RECORDS FOR THE EXERCISE:

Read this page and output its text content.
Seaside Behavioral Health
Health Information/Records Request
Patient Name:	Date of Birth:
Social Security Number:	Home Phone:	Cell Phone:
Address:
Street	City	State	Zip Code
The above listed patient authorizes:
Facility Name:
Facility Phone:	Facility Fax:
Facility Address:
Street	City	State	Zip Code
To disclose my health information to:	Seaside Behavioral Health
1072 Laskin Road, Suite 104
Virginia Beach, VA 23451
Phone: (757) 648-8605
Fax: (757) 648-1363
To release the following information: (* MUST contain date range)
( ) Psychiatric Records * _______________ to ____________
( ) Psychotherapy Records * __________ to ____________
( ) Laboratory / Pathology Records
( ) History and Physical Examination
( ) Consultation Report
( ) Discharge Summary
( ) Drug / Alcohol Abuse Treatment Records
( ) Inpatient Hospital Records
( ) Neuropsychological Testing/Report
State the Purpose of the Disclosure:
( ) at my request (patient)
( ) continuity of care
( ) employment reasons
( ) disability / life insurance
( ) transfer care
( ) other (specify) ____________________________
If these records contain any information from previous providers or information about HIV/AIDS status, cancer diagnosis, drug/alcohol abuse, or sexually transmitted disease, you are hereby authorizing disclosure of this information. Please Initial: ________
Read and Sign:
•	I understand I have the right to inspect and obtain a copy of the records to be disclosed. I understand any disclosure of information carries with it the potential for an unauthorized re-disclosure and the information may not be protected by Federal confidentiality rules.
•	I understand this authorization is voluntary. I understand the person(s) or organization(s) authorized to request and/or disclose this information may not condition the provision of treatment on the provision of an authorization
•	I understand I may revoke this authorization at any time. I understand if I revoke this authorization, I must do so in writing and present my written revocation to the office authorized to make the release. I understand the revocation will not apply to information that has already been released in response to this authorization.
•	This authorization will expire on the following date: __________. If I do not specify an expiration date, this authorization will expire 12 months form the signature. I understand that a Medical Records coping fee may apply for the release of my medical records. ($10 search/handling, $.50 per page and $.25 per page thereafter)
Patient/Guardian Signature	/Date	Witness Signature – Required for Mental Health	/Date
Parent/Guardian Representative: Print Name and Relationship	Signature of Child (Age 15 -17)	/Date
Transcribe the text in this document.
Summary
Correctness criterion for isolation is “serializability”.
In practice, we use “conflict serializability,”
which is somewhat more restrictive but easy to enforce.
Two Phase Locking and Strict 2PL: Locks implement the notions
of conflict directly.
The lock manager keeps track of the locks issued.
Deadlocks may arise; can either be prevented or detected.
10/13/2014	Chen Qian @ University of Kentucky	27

WORK REQUIRED: Write out the entries above word for word.

WRITTEN SOLUTION:
Read this page and output its text content.
Seaside Behavioral Health
Health Information/Records Request
Patient Name:	Date of Birth:
Social Security Number:	Home Phone:	Cell Phone:
Address:
Street	City	State	Zip Code
The above listed patient authorizes:
Facility Name:
Facility Phone:	Facility Fax:
Facility Address:
Street	City	State	Zip Code
To disclose my health information to:	Seaside Behavioral Health
1072 Laskin Road, Suite 104
Virginia Beach, VA 23451
Phone: (757) 648-8605
Fax: (757) 648-1363
To release the following information: (* MUST contain date range)
( ) Psychiatric Records * _______________ to ____________
( ) Psychotherapy Records * __________ to ____________
( ) Laboratory / Pathology Records
( ) History and Physical Examination
( ) Consultation Report
( ) Discharge Summary
( ) Drug / Alcohol Abuse Treatment Records
( ) Inpatient Hospital Records
( ) Neuropsychological Testing/Report
State the Purpose of the Disclosure:
( ) at my request (patient)
( ) continuity of care
( ) employment reasons
( ) disability / life insurance
( ) transfer care
( ) other (specify) ____________________________
If these records contain any information from previous providers or information about HIV/AIDS status, cancer diagnosis, drug/alcohol abuse, or sexually transmitted disease, you are hereby authorizing disclosure of this information. Please Initial: ________
Read and Sign:
•	I understand I have the right to inspect and obtain a copy of the records to be disclosed. I understand any disclosure of information carries with it the potential for an unauthorized re-disclosure and the information may not be protected by Federal confidentiality rules.
•	I understand this authorization is voluntary. I understand the person(s) or organization(s) authorized to request and/or disclose this information may not condition the provision of treatment on the provision of an authorization
•	I understand I may revoke this authorization at any time. I understand if I revoke this authorization, I must do so in writing and present my written revocation to the office authorized to make the release. I understand the revocation will not apply to information that has already been released in response to this authorization.
•	This authorization will expire on the following date: __________. If I do not specify an expiration date, this authorization will expire 12 months form the signature. I understand that a Medical Records coping fee may apply for the release of my medical records. ($10 search/handling, $.50 per page and $.25 per page thereafter)
Patient/Guardian Signature	/Date	Witness Signature – Required for Mental Health	/Date
Parent/Guardian Representative: Print Name and Relationship	Signature of Child (Age 15 -17)	/Date
Transcribe the text in this document.
Summary
Correctness criterion for isolation is “serializability”.
In practice, we use “conflict serializability,”
which is somewhat more restrictive but easy to enforce.
Two Phase Locking and Strict 2PL: Locks implement the notions
of conflict directly.
The lock manager keeps track of the locks issued.
Deadlocks may arise; can either be prevented or detected.
10/13/2014	Chen Qian @ University of Kentucky	27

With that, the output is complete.